Supplied material:

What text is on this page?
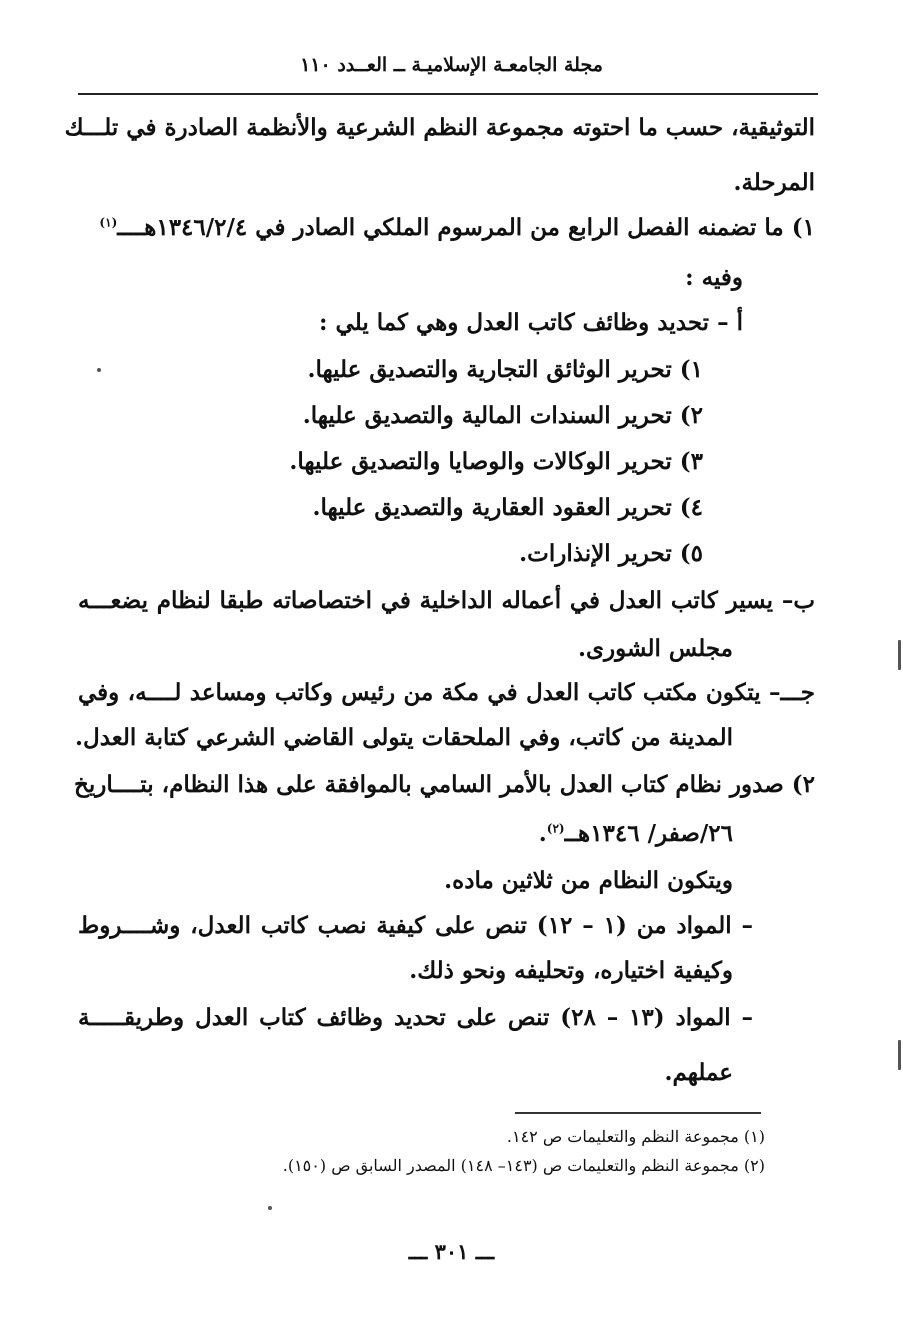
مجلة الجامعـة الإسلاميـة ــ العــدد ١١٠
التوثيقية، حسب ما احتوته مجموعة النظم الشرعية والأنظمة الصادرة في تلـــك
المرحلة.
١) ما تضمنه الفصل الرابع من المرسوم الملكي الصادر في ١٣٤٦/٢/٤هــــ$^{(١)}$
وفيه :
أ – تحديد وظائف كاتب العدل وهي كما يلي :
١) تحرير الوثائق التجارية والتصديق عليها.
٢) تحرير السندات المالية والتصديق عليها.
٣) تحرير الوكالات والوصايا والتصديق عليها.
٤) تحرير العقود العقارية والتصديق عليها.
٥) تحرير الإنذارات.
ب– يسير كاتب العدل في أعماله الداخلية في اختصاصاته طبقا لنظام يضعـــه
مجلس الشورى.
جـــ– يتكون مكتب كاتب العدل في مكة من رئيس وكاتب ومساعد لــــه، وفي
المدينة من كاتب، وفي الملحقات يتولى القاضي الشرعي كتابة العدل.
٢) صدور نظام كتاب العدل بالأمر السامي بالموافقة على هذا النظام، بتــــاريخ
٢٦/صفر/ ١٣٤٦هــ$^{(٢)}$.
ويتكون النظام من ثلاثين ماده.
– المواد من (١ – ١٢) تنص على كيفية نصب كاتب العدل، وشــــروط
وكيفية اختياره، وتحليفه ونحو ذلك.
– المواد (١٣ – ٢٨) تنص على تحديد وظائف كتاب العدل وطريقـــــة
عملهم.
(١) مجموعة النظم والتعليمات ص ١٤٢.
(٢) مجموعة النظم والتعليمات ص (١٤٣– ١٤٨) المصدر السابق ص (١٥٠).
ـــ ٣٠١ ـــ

Problem statement: Take the entries shown above and quote them verbatim, passing over the pictures.

Task output:
What text is on this page?
مجلة الجامعـة الإسلاميـة ــ العــدد ١١٠
التوثيقية، حسب ما احتوته مجموعة النظم الشرعية والأنظمة الصادرة في تلـــك
المرحلة.
١) ما تضمنه الفصل الرابع من المرسوم الملكي الصادر في ١٣٤٦/٢/٤هــــ$^{(١)}$
وفيه :
أ – تحديد وظائف كاتب العدل وهي كما يلي :
١) تحرير الوثائق التجارية والتصديق عليها.
٢) تحرير السندات المالية والتصديق عليها.
٣) تحرير الوكالات والوصايا والتصديق عليها.
٤) تحرير العقود العقارية والتصديق عليها.
٥) تحرير الإنذارات.
ب– يسير كاتب العدل في أعماله الداخلية في اختصاصاته طبقا لنظام يضعـــه
مجلس الشورى.
جـــ– يتكون مكتب كاتب العدل في مكة من رئيس وكاتب ومساعد لــــه، وفي
المدينة من كاتب، وفي الملحقات يتولى القاضي الشرعي كتابة العدل.
٢) صدور نظام كتاب العدل بالأمر السامي بالموافقة على هذا النظام، بتــــاريخ
٢٦/صفر/ ١٣٤٦هــ$^{(٢)}$.
ويتكون النظام من ثلاثين ماده.
– المواد من (١ – ١٢) تنص على كيفية نصب كاتب العدل، وشــــروط
وكيفية اختياره، وتحليفه ونحو ذلك.
– المواد (١٣ – ٢٨) تنص على تحديد وظائف كتاب العدل وطريقـــــة
عملهم.
(١) مجموعة النظم والتعليمات ص ١٤٢.
(٢) مجموعة النظم والتعليمات ص (١٤٣– ١٤٨) المصدر السابق ص (١٥٠).
ـــ ٣٠١ ـــ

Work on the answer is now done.